Written request:
Report the number of lines in these entries that contain "Added". Write only the number.

Data for this exercise:
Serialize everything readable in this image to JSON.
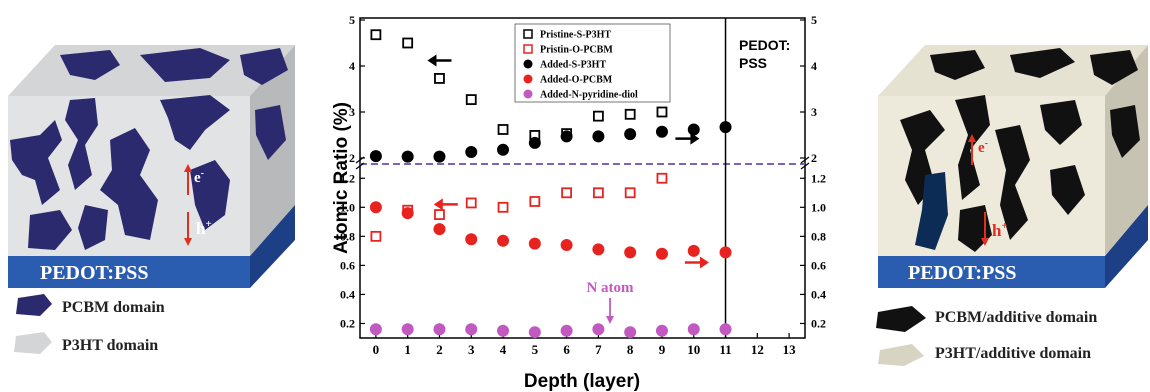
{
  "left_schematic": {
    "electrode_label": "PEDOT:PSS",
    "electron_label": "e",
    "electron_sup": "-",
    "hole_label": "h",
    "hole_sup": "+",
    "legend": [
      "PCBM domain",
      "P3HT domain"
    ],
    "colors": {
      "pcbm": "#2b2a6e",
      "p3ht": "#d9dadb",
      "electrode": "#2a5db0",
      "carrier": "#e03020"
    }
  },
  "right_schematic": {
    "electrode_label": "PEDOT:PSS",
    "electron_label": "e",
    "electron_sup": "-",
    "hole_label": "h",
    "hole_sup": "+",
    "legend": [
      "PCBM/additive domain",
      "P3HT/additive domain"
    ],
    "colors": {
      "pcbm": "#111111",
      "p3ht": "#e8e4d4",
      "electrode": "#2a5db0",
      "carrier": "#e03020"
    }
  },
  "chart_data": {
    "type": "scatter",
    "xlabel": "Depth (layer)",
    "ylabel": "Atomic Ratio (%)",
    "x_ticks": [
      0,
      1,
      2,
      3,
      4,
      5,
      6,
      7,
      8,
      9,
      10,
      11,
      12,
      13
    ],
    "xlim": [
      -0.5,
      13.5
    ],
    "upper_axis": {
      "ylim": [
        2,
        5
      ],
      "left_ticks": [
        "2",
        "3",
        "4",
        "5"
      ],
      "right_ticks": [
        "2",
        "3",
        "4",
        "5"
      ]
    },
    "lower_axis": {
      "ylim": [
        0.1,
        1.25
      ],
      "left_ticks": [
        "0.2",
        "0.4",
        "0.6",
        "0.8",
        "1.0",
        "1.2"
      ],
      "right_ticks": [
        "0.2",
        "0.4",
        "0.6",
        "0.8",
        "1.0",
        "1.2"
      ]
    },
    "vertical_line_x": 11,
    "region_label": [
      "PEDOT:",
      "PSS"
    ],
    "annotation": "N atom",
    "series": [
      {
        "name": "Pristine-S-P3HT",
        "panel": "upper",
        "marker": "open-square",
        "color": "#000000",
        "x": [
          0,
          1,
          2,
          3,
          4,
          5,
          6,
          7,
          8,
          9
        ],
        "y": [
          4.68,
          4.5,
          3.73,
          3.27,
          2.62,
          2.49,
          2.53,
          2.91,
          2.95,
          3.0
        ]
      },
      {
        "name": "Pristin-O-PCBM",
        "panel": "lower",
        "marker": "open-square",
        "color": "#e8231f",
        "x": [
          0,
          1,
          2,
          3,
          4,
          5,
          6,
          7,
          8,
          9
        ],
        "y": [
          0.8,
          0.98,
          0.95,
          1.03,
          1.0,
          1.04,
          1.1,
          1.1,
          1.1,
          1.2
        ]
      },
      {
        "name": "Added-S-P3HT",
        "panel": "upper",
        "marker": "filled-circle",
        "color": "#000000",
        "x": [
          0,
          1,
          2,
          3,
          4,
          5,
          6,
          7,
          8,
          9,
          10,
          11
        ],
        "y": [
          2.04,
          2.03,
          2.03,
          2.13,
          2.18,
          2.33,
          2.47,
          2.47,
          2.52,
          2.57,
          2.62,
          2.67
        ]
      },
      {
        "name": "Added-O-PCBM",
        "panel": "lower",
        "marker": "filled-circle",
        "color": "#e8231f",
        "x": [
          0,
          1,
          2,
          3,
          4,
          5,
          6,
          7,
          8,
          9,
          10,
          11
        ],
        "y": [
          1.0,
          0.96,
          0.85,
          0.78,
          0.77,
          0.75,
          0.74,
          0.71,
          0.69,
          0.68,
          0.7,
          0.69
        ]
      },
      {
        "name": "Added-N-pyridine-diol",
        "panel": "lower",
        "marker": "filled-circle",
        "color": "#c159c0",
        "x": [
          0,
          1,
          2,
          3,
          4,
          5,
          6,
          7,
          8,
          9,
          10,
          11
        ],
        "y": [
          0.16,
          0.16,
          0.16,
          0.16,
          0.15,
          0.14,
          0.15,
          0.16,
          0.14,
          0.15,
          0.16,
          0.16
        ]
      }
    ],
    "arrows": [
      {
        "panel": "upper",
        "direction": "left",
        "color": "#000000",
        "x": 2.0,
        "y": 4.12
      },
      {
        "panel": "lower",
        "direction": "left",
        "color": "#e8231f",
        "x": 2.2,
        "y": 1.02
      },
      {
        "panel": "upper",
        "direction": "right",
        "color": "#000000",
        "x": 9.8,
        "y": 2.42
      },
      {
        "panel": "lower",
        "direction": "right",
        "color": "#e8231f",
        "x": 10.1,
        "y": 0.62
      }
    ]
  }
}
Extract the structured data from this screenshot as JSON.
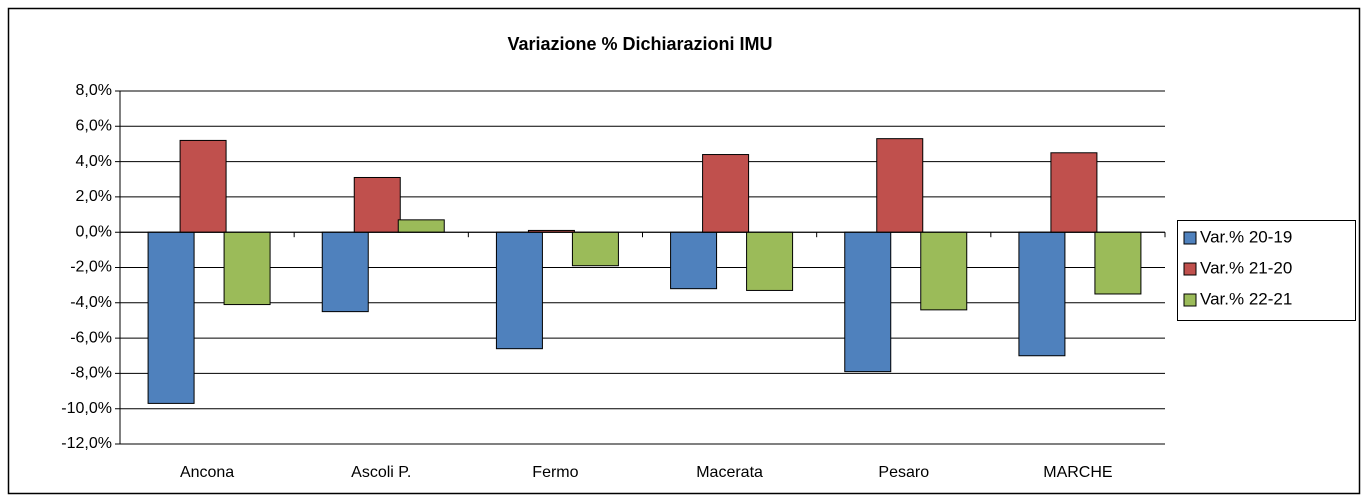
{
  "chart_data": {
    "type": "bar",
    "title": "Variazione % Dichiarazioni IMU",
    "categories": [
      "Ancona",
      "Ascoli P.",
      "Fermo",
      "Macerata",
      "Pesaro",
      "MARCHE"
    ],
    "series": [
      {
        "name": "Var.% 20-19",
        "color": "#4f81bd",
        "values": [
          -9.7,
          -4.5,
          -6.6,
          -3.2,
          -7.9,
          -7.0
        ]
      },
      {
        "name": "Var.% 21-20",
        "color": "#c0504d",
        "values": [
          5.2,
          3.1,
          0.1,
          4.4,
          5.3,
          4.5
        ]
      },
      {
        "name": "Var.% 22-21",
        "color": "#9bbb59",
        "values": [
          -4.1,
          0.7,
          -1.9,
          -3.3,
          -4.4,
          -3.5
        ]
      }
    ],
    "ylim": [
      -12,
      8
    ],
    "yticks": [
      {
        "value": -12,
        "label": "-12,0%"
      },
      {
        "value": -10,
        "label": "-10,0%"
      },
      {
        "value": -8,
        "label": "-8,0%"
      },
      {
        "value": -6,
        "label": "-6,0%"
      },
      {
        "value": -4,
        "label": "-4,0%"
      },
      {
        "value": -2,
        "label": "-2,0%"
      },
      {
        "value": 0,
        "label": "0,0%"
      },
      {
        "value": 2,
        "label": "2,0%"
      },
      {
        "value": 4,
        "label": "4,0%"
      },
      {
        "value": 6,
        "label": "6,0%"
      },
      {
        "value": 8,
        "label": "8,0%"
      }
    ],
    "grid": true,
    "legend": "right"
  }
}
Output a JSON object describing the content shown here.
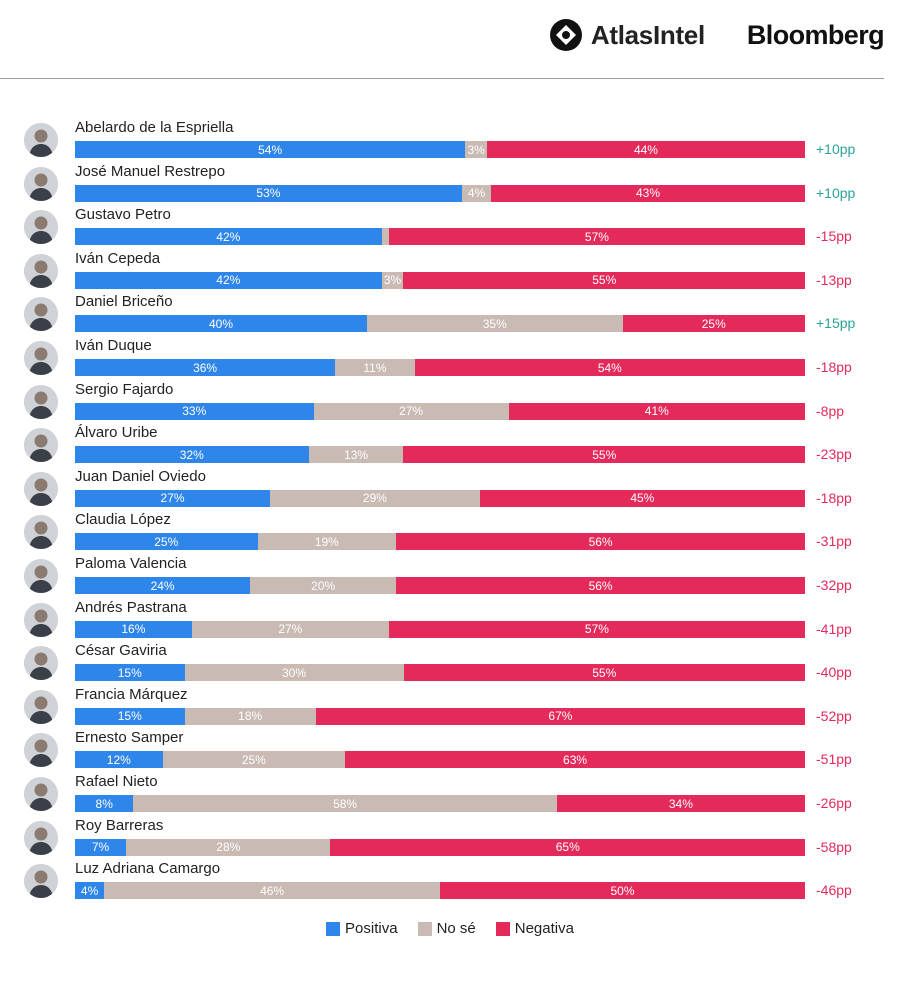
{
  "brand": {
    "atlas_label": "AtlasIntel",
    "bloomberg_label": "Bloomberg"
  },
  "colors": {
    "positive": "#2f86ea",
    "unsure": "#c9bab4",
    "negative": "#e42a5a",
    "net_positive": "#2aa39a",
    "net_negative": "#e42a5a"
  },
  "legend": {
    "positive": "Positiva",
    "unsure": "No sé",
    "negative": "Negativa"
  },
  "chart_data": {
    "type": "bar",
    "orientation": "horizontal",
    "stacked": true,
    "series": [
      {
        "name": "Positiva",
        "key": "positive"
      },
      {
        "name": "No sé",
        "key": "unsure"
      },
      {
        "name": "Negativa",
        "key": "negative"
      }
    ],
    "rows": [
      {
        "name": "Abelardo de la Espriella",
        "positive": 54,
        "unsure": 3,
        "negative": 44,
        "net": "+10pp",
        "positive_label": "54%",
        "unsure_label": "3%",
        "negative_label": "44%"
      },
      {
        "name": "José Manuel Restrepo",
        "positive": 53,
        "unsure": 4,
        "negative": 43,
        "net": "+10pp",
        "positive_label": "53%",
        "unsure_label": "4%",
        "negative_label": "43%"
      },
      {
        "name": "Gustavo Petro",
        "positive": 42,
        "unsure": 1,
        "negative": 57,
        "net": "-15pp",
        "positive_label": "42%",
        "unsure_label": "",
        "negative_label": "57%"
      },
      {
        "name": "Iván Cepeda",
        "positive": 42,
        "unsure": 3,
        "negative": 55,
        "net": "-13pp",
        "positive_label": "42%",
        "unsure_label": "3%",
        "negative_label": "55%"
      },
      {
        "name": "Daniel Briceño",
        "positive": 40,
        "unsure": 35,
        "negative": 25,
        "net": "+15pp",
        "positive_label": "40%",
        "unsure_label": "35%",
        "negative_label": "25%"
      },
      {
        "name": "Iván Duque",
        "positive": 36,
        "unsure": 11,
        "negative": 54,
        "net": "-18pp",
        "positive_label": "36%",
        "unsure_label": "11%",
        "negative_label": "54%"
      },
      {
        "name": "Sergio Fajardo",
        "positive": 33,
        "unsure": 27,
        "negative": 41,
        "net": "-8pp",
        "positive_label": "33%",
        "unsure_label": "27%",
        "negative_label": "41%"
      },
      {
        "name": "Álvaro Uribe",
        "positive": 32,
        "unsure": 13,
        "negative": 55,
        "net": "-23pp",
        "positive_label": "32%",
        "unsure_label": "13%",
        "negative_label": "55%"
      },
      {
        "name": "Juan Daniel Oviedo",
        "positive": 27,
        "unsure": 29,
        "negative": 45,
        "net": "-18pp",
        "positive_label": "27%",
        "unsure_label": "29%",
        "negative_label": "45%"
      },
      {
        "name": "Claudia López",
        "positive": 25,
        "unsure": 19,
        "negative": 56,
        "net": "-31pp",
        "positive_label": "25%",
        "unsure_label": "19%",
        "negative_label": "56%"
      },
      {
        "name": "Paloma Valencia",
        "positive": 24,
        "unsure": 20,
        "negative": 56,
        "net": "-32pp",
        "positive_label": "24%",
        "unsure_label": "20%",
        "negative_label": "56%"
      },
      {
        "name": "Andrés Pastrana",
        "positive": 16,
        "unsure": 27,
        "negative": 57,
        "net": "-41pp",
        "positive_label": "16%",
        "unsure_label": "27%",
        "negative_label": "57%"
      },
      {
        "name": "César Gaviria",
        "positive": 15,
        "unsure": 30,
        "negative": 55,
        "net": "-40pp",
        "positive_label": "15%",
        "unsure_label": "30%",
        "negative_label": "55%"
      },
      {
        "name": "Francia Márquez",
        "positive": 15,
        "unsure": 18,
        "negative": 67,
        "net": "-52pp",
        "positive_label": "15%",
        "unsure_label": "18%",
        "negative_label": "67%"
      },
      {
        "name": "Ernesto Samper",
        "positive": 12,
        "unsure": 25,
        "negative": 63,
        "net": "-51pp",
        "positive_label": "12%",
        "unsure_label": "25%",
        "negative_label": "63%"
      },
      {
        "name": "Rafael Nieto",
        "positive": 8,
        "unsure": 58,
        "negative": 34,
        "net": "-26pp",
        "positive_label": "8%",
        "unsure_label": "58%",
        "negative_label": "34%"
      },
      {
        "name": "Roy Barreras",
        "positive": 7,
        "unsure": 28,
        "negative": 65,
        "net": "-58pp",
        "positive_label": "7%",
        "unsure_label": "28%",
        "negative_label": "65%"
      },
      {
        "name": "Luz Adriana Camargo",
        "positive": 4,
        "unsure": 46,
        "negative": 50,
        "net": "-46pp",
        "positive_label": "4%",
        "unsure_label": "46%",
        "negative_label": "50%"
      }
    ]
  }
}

Problem solution:
3